• [Task objective]
The entries below should be transcribed in their entirety, exactly as written.

Extracted data entries:
□ □ □ □ □ □ □

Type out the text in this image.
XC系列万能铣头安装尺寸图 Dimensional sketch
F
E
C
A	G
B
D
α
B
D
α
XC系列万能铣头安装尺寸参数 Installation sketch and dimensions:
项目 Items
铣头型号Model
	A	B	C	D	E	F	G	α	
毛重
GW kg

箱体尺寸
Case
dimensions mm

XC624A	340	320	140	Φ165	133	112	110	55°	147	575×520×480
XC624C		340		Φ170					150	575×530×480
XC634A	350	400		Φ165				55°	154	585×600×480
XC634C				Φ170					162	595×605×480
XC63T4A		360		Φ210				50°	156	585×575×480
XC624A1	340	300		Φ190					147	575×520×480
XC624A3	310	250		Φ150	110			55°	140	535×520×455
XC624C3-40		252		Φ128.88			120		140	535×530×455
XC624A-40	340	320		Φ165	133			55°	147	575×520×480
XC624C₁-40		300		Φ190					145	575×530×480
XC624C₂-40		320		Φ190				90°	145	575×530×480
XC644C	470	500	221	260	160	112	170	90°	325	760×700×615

□ □ □ □ □ □ □

• [Response to the task]
Type out the text in this image.
XC系列万能铣头安装尺寸图 Dimensional sketch
F
E
C
A	G
B
D
α
B
D
α
XC系列万能铣头安装尺寸参数 Installation sketch and dimensions:
项目 Items
铣头型号Model
	A	B	C	D	E	F	G	α	
毛重
GW kg

箱体尺寸
Case
dimensions mm

XC624A	340	320	140	Φ165	133	112	110	55°	147	575×520×480
XC624C		340		Φ170					150	575×530×480
XC634A	350	400		Φ165				55°	154	585×600×480
XC634C				Φ170					162	595×605×480
XC63T4A		360		Φ210				50°	156	585×575×480
XC624A1	340	300		Φ190					147	575×520×480
XC624A3	310	250		Φ150	110			55°	140	535×520×455
XC624C3-40		252		Φ128.88			120		140	535×530×455
XC624A-40	340	320		Φ165	133			55°	147	575×520×480
XC624C₁-40		300		Φ190					145	575×530×480
XC624C₂-40		320		Φ190				90°	145	575×530×480
XC644C	470	500	221	260	160	112	170	90°	325	760×700×615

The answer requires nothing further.